__Exercise goal__.
Copy whichever lines contain the string "frequencies".

— start of Exercise materials —

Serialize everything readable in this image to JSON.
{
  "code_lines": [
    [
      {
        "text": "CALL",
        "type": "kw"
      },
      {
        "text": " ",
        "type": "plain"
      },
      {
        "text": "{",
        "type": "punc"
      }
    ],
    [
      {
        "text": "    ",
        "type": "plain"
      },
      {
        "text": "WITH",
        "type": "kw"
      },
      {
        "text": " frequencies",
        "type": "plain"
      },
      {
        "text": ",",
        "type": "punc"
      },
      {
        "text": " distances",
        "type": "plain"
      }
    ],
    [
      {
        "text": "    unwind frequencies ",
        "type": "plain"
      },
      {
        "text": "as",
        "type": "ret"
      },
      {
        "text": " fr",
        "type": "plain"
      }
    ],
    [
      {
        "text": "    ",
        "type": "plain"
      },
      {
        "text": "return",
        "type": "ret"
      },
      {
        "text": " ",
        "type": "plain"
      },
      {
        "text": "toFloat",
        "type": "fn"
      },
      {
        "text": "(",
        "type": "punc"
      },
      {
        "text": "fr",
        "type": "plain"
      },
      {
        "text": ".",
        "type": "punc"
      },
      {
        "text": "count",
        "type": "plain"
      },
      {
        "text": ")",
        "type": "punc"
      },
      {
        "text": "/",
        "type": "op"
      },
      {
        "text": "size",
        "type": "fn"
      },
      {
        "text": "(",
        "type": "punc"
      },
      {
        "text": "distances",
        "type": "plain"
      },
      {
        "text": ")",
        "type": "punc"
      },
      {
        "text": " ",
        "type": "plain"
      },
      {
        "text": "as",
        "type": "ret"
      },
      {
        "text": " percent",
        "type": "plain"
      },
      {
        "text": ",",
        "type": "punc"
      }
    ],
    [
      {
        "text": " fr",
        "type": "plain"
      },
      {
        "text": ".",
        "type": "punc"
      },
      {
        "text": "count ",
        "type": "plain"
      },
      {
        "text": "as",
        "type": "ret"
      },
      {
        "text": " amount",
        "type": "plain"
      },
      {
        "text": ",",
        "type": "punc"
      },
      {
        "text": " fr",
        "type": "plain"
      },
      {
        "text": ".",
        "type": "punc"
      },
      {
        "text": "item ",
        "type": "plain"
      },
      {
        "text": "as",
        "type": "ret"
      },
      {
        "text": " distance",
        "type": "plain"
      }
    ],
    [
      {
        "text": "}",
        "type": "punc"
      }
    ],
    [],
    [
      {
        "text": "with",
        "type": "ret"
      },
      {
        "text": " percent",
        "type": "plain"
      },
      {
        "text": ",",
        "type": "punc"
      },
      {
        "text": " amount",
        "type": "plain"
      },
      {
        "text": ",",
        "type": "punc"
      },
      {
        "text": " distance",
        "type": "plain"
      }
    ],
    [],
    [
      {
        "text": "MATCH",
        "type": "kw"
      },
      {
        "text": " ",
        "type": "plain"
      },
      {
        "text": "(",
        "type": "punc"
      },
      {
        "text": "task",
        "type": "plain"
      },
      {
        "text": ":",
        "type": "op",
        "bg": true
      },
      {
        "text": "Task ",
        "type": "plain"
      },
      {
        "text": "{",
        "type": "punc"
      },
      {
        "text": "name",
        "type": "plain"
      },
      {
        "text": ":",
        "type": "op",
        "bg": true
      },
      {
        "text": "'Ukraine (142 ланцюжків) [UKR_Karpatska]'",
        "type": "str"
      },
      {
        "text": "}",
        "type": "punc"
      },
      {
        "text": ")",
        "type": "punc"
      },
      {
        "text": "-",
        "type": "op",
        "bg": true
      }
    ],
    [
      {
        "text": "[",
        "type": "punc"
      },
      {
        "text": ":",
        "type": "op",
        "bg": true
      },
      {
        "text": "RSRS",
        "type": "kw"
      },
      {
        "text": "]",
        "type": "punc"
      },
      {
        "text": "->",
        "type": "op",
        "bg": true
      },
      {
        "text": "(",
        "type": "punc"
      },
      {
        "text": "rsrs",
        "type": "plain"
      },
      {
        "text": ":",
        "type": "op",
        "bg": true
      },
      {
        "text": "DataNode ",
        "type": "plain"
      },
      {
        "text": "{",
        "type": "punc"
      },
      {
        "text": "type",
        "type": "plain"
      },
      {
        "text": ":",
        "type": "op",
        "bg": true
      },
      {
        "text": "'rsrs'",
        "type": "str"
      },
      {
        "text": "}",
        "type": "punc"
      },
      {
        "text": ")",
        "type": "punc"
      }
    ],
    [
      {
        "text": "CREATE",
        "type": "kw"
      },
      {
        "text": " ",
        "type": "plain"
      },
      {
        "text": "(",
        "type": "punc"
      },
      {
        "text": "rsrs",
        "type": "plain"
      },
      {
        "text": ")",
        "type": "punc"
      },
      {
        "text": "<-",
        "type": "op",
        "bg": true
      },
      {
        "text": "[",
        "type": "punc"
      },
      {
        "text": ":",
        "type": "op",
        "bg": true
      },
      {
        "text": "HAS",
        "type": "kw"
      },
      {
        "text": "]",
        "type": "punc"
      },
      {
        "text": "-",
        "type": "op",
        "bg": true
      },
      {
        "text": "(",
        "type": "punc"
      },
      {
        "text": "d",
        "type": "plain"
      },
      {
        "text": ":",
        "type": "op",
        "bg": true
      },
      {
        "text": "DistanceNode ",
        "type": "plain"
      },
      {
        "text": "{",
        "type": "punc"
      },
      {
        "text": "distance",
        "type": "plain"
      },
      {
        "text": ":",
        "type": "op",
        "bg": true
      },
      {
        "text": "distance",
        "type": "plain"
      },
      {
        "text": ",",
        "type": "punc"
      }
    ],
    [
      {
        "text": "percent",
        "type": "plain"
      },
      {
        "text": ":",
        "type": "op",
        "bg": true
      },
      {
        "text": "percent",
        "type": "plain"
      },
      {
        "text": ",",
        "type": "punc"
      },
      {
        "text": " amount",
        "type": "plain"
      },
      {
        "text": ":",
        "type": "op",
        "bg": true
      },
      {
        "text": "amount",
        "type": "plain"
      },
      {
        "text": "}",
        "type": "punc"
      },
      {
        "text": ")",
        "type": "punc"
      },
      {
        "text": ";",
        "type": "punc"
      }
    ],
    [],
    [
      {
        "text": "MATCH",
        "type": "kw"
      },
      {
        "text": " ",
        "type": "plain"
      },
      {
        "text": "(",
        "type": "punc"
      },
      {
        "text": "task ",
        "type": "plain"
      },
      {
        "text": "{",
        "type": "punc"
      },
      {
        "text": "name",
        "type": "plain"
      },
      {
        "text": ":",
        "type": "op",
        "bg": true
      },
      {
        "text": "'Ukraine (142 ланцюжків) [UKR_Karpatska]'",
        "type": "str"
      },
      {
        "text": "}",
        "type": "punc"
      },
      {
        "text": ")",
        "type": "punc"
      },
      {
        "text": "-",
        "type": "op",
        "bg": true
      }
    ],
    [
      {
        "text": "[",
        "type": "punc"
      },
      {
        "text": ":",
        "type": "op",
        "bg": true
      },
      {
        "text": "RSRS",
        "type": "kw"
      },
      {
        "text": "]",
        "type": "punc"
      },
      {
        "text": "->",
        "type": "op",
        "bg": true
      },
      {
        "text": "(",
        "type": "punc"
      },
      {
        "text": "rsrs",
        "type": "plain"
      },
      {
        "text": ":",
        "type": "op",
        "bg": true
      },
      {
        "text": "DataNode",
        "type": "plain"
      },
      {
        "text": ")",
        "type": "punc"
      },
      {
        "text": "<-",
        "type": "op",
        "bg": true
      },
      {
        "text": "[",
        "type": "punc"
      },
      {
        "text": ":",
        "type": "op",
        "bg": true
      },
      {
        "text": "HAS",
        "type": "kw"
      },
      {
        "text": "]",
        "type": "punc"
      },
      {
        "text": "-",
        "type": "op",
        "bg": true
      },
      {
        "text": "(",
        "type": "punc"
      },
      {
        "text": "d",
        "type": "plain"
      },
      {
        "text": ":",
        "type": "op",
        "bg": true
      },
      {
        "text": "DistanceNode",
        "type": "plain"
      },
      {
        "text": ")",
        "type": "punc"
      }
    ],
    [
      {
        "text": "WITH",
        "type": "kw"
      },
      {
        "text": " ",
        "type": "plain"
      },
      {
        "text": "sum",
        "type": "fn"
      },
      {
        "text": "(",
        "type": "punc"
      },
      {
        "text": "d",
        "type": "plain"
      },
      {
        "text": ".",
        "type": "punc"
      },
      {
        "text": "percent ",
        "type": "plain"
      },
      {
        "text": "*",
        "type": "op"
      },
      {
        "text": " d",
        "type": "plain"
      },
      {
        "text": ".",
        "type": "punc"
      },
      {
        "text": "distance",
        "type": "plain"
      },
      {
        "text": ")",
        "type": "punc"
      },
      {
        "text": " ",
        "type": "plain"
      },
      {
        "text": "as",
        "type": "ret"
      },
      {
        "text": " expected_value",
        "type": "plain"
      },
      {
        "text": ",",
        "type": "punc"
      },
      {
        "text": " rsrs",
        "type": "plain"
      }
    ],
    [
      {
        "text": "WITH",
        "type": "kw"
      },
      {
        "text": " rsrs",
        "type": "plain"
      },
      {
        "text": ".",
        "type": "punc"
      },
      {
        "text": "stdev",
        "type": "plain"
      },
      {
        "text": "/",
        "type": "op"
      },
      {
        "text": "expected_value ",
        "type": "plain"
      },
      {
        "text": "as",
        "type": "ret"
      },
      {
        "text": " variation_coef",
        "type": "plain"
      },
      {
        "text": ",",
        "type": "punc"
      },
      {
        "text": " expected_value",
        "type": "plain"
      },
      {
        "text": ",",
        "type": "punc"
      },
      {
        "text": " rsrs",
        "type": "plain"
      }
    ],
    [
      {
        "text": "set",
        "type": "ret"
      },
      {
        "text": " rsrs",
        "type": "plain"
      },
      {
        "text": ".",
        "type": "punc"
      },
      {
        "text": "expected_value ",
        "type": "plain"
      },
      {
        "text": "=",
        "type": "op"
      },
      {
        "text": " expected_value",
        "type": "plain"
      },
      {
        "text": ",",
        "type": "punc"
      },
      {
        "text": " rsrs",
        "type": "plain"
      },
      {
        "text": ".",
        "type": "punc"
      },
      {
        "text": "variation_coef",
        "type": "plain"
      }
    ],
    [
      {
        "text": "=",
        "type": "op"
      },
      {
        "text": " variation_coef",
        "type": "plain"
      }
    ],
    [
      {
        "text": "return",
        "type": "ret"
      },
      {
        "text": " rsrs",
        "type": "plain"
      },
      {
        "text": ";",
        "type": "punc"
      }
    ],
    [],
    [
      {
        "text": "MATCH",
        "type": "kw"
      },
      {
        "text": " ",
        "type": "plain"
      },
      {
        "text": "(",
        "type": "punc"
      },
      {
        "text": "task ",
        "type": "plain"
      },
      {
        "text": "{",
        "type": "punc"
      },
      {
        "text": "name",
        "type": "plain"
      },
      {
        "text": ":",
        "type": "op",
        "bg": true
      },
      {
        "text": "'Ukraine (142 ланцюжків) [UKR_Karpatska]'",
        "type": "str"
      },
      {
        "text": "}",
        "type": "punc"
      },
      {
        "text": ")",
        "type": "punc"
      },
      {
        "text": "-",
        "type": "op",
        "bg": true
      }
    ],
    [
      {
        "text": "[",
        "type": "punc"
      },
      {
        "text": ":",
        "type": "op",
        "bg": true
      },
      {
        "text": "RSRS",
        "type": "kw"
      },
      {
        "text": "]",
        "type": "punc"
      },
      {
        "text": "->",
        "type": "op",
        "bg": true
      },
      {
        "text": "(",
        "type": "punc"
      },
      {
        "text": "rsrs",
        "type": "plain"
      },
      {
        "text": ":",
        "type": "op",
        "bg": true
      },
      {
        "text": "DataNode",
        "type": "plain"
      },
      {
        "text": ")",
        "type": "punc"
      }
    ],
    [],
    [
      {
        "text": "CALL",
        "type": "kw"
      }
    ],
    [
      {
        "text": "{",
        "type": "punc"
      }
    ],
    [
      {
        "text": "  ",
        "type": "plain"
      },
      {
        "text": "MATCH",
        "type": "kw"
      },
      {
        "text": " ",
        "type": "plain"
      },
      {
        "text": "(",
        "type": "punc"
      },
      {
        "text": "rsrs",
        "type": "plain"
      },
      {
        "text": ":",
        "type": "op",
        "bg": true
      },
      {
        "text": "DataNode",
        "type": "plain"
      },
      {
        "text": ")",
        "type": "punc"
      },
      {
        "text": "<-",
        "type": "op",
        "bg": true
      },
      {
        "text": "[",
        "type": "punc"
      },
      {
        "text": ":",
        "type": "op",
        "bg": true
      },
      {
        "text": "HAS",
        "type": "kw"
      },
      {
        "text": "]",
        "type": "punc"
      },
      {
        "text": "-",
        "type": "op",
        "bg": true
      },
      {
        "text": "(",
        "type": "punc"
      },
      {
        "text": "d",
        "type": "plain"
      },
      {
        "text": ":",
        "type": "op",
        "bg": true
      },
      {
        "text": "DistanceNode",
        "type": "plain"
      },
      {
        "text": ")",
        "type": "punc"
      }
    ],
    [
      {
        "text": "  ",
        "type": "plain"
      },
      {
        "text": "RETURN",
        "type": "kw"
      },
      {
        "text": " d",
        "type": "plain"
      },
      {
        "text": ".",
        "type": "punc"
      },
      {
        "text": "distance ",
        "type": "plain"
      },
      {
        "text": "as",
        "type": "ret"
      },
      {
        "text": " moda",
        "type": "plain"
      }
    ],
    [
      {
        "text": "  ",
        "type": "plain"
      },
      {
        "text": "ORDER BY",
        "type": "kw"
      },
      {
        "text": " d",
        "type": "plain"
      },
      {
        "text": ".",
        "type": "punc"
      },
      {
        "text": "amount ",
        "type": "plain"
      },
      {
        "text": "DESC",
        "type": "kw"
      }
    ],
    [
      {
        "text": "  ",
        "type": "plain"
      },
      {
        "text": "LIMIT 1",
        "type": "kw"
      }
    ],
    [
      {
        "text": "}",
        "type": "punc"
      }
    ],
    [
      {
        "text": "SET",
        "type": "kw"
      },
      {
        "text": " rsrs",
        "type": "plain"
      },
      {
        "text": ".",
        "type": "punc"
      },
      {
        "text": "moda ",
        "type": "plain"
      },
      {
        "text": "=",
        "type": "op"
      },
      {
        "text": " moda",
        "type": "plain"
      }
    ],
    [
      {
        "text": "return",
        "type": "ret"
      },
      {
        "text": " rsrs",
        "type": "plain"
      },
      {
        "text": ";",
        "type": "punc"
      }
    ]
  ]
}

— end of Exercise materials —

__Correct response__.
        "text": " frequencies",
        "text": "    unwind frequencies ",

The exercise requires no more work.